▶ Items from a data source
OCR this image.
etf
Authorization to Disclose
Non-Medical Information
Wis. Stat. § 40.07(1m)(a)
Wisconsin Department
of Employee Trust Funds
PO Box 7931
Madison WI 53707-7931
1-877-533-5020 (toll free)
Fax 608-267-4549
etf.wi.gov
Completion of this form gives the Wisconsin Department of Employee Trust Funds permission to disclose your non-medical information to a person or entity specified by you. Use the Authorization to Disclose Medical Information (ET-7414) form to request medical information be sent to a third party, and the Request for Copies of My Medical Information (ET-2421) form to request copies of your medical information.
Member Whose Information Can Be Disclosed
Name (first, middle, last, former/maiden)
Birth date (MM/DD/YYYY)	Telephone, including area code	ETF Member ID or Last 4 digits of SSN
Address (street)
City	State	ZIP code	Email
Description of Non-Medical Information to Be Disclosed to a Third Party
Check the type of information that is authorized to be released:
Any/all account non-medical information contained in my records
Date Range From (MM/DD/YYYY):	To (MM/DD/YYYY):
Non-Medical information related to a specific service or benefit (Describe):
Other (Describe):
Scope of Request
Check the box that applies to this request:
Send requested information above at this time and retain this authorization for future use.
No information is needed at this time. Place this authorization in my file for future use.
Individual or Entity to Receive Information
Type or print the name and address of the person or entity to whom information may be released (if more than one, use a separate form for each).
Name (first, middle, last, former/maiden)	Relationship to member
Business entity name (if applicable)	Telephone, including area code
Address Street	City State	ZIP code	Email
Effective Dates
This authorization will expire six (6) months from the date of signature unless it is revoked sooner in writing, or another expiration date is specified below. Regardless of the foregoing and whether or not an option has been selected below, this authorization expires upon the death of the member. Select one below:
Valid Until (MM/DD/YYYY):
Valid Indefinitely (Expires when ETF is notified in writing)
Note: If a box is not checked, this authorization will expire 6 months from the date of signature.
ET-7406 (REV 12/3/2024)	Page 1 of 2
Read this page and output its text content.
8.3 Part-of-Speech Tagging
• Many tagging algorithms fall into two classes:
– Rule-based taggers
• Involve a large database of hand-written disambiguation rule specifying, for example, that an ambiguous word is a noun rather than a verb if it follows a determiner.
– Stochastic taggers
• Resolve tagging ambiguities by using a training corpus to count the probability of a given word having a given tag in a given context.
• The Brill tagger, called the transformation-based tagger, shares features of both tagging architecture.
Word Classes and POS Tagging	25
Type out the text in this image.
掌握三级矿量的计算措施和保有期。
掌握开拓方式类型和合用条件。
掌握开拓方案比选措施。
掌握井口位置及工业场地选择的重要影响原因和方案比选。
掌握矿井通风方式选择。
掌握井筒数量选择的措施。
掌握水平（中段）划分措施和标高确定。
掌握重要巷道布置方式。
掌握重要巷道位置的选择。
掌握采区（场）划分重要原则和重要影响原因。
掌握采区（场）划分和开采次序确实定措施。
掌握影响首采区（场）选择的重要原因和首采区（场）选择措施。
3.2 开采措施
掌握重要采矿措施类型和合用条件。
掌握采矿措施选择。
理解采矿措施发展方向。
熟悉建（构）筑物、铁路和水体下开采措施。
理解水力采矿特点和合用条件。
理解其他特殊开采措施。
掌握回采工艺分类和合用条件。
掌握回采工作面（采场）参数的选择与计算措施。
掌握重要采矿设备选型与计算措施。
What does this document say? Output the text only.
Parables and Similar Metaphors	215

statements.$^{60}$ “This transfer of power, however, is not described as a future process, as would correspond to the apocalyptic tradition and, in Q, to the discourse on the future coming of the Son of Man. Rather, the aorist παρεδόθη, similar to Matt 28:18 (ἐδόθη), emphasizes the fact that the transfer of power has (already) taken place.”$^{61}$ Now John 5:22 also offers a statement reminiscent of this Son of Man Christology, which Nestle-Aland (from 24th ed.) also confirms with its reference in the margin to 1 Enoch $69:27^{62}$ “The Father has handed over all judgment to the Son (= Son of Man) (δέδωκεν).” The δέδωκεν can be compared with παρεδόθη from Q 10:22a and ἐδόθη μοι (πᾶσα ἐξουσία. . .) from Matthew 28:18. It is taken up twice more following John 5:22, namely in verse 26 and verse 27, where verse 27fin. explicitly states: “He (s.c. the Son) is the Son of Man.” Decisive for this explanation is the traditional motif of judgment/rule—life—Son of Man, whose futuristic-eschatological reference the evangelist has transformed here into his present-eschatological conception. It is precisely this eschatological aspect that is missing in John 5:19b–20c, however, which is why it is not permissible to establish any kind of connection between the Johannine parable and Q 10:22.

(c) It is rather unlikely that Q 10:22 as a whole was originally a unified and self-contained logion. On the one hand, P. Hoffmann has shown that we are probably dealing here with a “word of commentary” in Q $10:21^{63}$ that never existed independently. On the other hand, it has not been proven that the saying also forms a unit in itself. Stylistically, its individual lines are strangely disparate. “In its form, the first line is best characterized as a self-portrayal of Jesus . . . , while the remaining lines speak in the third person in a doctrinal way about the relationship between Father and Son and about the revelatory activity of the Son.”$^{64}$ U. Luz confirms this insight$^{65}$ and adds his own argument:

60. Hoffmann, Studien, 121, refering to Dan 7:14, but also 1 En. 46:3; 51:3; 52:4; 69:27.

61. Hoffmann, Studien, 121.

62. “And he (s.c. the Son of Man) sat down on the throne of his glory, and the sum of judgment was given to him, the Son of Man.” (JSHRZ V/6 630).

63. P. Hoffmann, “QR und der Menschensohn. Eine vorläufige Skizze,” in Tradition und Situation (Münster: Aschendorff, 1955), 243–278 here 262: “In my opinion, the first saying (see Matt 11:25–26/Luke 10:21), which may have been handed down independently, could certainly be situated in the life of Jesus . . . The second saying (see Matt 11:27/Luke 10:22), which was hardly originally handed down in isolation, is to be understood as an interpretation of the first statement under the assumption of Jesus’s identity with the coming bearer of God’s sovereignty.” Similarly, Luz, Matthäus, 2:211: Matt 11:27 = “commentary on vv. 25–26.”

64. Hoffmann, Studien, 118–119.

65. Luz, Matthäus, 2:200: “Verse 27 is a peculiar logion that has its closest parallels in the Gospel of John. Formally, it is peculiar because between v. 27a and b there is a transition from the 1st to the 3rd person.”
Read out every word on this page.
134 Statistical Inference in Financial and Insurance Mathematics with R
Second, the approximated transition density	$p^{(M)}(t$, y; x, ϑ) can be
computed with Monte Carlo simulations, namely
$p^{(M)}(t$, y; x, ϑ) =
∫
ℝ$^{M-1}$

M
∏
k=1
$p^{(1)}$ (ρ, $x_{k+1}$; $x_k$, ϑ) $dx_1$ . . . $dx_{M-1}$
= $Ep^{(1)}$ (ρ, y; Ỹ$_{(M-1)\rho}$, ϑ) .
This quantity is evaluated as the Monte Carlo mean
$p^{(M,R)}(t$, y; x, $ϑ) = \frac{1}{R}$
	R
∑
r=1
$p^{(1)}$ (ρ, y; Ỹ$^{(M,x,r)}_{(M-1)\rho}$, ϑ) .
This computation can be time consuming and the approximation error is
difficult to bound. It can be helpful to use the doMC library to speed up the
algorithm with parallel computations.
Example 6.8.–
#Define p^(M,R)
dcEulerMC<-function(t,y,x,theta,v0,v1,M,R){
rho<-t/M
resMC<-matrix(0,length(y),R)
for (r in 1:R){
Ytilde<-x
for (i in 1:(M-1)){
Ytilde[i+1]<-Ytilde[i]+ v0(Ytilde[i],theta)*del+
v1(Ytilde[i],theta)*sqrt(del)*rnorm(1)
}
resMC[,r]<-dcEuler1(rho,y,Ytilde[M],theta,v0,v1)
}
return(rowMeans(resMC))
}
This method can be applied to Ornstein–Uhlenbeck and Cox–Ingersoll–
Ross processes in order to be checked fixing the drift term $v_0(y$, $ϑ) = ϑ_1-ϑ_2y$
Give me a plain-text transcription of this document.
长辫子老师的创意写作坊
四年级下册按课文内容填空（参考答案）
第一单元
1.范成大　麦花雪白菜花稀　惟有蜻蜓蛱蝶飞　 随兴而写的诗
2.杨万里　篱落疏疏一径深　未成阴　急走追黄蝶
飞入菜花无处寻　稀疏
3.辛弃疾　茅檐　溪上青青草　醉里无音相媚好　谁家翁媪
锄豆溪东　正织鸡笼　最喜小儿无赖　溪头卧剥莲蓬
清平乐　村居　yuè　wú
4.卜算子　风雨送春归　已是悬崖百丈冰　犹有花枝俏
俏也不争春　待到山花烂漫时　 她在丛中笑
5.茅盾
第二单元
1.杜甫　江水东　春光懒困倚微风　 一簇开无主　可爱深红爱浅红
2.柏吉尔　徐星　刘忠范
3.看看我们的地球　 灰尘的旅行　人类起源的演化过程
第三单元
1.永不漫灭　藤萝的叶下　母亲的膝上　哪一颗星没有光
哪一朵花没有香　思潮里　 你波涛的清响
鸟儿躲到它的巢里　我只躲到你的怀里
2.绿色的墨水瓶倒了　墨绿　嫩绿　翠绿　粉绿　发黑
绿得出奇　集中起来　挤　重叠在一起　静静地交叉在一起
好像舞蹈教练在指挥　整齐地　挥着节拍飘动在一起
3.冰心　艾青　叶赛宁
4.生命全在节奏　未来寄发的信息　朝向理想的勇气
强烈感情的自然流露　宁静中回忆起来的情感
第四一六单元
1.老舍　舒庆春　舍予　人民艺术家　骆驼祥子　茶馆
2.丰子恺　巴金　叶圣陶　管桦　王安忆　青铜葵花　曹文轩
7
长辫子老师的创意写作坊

▶ Exercise prompt
Go through the material line by line. Show each line that contains the string "Disclosed".

▶ Solution to this problem
Member Whose Information Can Be Disclosed
Description of Non-Medical Information to Be Disclosed to a Third Party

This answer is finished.